Figure data in JSON
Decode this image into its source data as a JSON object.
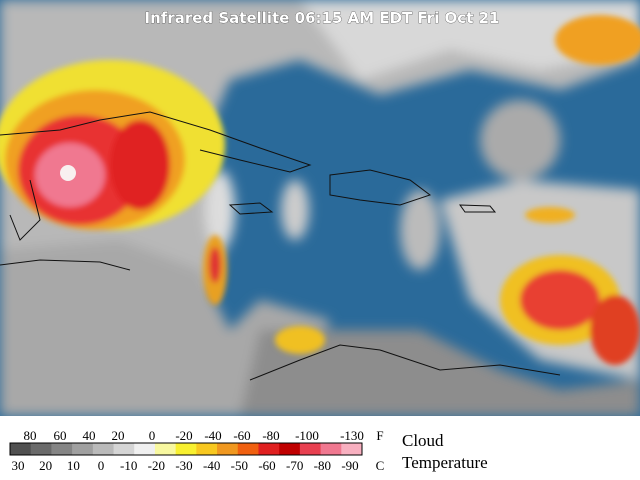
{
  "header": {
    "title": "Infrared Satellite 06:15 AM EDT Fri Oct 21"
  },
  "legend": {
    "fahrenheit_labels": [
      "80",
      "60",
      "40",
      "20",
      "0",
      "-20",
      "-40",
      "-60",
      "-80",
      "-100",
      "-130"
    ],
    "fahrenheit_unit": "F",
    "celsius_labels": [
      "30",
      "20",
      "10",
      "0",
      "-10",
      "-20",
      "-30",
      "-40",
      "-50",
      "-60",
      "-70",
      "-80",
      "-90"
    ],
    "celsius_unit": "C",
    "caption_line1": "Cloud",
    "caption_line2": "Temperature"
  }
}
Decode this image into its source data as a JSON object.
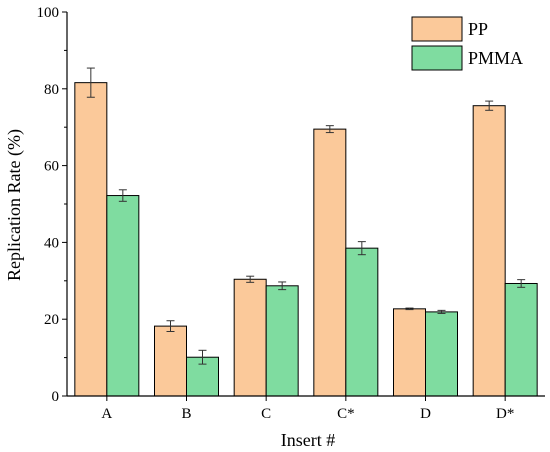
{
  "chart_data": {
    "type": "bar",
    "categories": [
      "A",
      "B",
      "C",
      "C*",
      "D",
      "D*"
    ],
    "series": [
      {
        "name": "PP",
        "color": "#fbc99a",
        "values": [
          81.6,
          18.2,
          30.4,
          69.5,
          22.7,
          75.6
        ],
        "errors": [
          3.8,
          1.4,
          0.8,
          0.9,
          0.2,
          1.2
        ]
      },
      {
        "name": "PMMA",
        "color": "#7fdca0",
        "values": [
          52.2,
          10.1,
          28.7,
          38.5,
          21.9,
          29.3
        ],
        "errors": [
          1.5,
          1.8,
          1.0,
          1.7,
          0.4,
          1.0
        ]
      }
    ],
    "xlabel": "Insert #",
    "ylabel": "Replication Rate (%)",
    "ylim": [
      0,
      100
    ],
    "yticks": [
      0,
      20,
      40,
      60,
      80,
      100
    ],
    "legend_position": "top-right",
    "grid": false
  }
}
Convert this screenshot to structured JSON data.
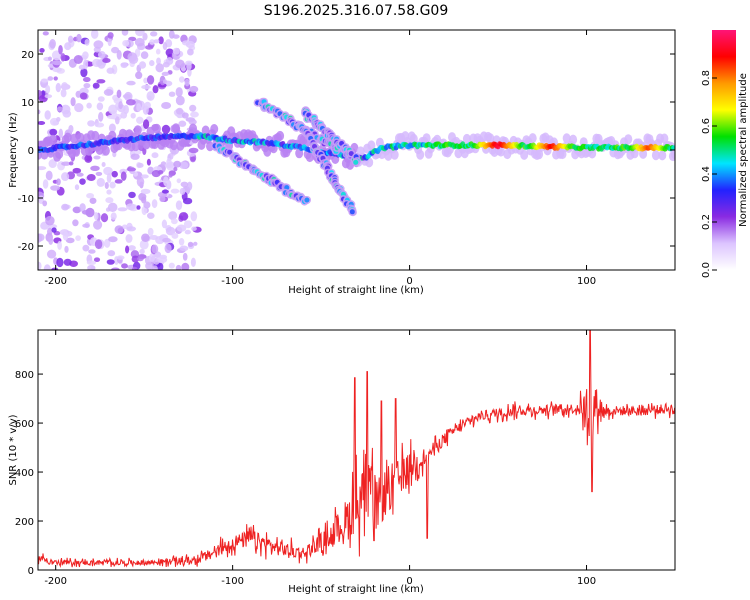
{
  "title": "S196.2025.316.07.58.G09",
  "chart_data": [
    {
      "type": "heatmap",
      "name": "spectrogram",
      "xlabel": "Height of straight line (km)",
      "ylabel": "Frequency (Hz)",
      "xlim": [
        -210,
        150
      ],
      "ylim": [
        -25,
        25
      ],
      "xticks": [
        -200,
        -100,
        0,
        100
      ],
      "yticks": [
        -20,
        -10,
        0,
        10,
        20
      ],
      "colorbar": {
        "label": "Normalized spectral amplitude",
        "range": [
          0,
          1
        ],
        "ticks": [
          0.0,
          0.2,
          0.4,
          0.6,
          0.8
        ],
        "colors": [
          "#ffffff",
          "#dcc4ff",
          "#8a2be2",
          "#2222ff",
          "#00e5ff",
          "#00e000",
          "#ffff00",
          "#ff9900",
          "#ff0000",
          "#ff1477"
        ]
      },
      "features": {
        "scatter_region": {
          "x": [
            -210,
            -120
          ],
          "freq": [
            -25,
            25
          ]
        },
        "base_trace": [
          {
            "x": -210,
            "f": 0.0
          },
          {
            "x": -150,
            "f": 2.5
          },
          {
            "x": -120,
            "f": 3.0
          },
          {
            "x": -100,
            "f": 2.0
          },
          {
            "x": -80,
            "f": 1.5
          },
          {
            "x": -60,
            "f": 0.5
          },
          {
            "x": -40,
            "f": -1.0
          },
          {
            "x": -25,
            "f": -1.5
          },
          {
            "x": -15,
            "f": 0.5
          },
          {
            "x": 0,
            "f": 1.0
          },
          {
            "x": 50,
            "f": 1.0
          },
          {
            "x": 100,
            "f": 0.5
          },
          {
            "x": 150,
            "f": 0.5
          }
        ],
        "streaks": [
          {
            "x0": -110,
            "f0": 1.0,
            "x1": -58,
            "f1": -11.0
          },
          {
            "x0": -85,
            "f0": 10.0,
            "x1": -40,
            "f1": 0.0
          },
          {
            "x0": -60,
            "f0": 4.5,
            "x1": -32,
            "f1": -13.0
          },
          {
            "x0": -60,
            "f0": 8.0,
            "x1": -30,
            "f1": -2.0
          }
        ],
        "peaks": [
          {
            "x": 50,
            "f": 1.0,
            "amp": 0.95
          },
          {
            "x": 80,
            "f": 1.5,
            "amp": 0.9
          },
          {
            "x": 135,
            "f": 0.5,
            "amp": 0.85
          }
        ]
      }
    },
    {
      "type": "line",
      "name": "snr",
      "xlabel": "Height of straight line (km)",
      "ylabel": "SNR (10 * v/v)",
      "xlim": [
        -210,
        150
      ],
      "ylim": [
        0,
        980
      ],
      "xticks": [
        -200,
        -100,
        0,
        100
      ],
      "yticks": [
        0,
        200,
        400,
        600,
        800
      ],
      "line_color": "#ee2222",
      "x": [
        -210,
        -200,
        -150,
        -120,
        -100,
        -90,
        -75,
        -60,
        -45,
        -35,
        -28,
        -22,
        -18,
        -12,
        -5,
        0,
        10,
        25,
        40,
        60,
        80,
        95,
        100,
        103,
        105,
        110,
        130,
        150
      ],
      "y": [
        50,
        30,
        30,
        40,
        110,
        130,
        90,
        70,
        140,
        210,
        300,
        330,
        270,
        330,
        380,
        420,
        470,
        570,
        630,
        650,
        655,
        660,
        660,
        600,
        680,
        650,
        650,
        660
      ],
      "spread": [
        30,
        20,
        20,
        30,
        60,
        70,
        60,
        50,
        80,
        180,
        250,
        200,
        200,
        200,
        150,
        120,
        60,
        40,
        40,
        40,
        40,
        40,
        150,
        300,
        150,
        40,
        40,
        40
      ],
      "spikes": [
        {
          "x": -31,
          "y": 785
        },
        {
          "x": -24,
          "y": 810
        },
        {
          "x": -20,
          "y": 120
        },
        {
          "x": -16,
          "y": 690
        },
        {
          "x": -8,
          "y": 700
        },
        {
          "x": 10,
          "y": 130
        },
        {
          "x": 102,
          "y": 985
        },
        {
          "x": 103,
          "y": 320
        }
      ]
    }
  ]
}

__Instructions to follow__: Print out the material word for word, omitting the pictures.

__Expected answer__:
Decode this image into its source data as a JSON object.
{
  "header": {
    "title": "Infrared Satellite 06:15 AM EDT Fri Oct 21"
  },
  "legend": {
    "fahrenheit_labels": [
      "80",
      "60",
      "40",
      "20",
      "0",
      "-20",
      "-40",
      "-60",
      "-80",
      "-100",
      "-130"
    ],
    "fahrenheit_unit": "F",
    "celsius_labels": [
      "30",
      "20",
      "10",
      "0",
      "-10",
      "-20",
      "-30",
      "-40",
      "-50",
      "-60",
      "-70",
      "-80",
      "-90"
    ],
    "celsius_unit": "C",
    "caption_line1": "Cloud",
    "caption_line2": "Temperature"
  }
}
Decode this image into its source data as a JSON object.
{
  "chart_data": {
    "type": "bar",
    "categories": [
      "A",
      "B",
      "C",
      "C*",
      "D",
      "D*"
    ],
    "series": [
      {
        "name": "PP",
        "color": "#fbc99a",
        "values": [
          81.6,
          18.2,
          30.4,
          69.5,
          22.7,
          75.6
        ],
        "errors": [
          3.8,
          1.4,
          0.8,
          0.9,
          0.2,
          1.2
        ]
      },
      {
        "name": "PMMA",
        "color": "#7fdca0",
        "values": [
          52.2,
          10.1,
          28.7,
          38.5,
          21.9,
          29.3
        ],
        "errors": [
          1.5,
          1.8,
          1.0,
          1.7,
          0.4,
          1.0
        ]
      }
    ],
    "xlabel": "Insert #",
    "ylabel": "Replication Rate (%)",
    "ylim": [
      0,
      100
    ],
    "yticks": [
      0,
      20,
      40,
      60,
      80,
      100
    ],
    "legend_position": "top-right",
    "grid": false
  }
}
Convert this screenshot to structured JSON data.
{
  "title": "S196.2025.316.07.58.G09",
  "chart_data": [
    {
      "type": "heatmap",
      "name": "spectrogram",
      "xlabel": "Height of straight line (km)",
      "ylabel": "Frequency (Hz)",
      "xlim": [
        -210,
        150
      ],
      "ylim": [
        -25,
        25
      ],
      "xticks": [
        -200,
        -100,
        0,
        100
      ],
      "yticks": [
        -20,
        -10,
        0,
        10,
        20
      ],
      "colorbar": {
        "label": "Normalized spectral amplitude",
        "range": [
          0,
          1
        ],
        "ticks": [
          0.0,
          0.2,
          0.4,
          0.6,
          0.8
        ],
        "colors": [
          "#ffffff",
          "#dcc4ff",
          "#8a2be2",
          "#2222ff",
          "#00e5ff",
          "#00e000",
          "#ffff00",
          "#ff9900",
          "#ff0000",
          "#ff1477"
        ]
      },
      "features": {
        "scatter_region": {
          "x": [
            -210,
            -120
          ],
          "freq": [
            -25,
            25
          ]
        },
        "base_trace": [
          {
            "x": -210,
            "f": 0.0
          },
          {
            "x": -150,
            "f": 2.5
          },
          {
            "x": -120,
            "f": 3.0
          },
          {
            "x": -100,
            "f": 2.0
          },
          {
            "x": -80,
            "f": 1.5
          },
          {
            "x": -60,
            "f": 0.5
          },
          {
            "x": -40,
            "f": -1.0
          },
          {
            "x": -25,
            "f": -1.5
          },
          {
            "x": -15,
            "f": 0.5
          },
          {
            "x": 0,
            "f": 1.0
          },
          {
            "x": 50,
            "f": 1.0
          },
          {
            "x": 100,
            "f": 0.5
          },
          {
            "x": 150,
            "f": 0.5
          }
        ],
        "streaks": [
          {
            "x0": -110,
            "f0": 1.0,
            "x1": -58,
            "f1": -11.0
          },
          {
            "x0": -85,
            "f0": 10.0,
            "x1": -40,
            "f1": 0.0
          },
          {
            "x0": -60,
            "f0": 4.5,
            "x1": -32,
            "f1": -13.0
          },
          {
            "x0": -60,
            "f0": 8.0,
            "x1": -30,
            "f1": -2.0
          }
        ],
        "peaks": [
          {
            "x": 50,
            "f": 1.0,
            "amp": 0.95
          },
          {
            "x": 80,
            "f": 1.5,
            "amp": 0.9
          },
          {
            "x": 135,
            "f": 0.5,
            "amp": 0.85
          }
        ]
      }
    },
    {
      "type": "line",
      "name": "snr",
      "xlabel": "Height of straight line (km)",
      "ylabel": "SNR (10 * v/v)",
      "xlim": [
        -210,
        150
      ],
      "ylim": [
        0,
        980
      ],
      "xticks": [
        -200,
        -100,
        0,
        100
      ],
      "yticks": [
        0,
        200,
        400,
        600,
        800
      ],
      "line_color": "#ee2222",
      "x": [
        -210,
        -200,
        -150,
        -120,
        -100,
        -90,
        -75,
        -60,
        -45,
        -35,
        -28,
        -22,
        -18,
        -12,
        -5,
        0,
        10,
        25,
        40,
        60,
        80,
        95,
        100,
        103,
        105,
        110,
        130,
        150
      ],
      "y": [
        50,
        30,
        30,
        40,
        110,
        130,
        90,
        70,
        140,
        210,
        300,
        330,
        270,
        330,
        380,
        420,
        470,
        570,
        630,
        650,
        655,
        660,
        660,
        600,
        680,
        650,
        650,
        660
      ],
      "spread": [
        30,
        20,
        20,
        30,
        60,
        70,
        60,
        50,
        80,
        180,
        250,
        200,
        200,
        200,
        150,
        120,
        60,
        40,
        40,
        40,
        40,
        40,
        150,
        300,
        150,
        40,
        40,
        40
      ],
      "spikes": [
        {
          "x": -31,
          "y": 785
        },
        {
          "x": -24,
          "y": 810
        },
        {
          "x": -20,
          "y": 120
        },
        {
          "x": -16,
          "y": 690
        },
        {
          "x": -8,
          "y": 700
        },
        {
          "x": 10,
          "y": 130
        },
        {
          "x": 102,
          "y": 985
        },
        {
          "x": 103,
          "y": 320
        }
      ]
    }
  ]
}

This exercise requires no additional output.